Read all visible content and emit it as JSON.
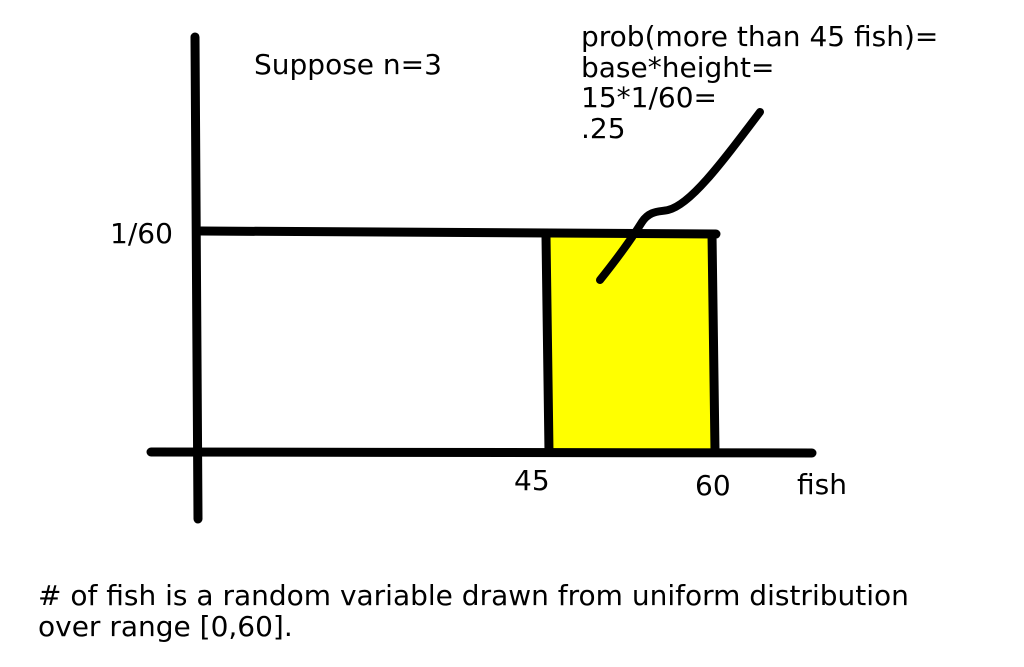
{
  "note": "Suppose n=3",
  "annotation": {
    "lines": [
      "prob(more than 45 fish)=",
      "base*height=",
      "15*1/60=",
      ".25"
    ]
  },
  "axes": {
    "y_tick_label": "1/60",
    "x_tick_labels": [
      "45",
      "60"
    ],
    "x_label": "fish"
  },
  "caption": {
    "lines": [
      "# of fish is a random variable drawn from uniform distribution",
      "over range [0,60]."
    ]
  },
  "colors": {
    "shaded_region": "#ffff00",
    "ink": "#000000"
  }
}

(Task details) Copy, from the material, each line that holds the string "fish".

(Task response)
      "prob(more than 45 fish)=",
    "x_label": "fish"
      "# of fish is a random variable drawn from uniform distribution",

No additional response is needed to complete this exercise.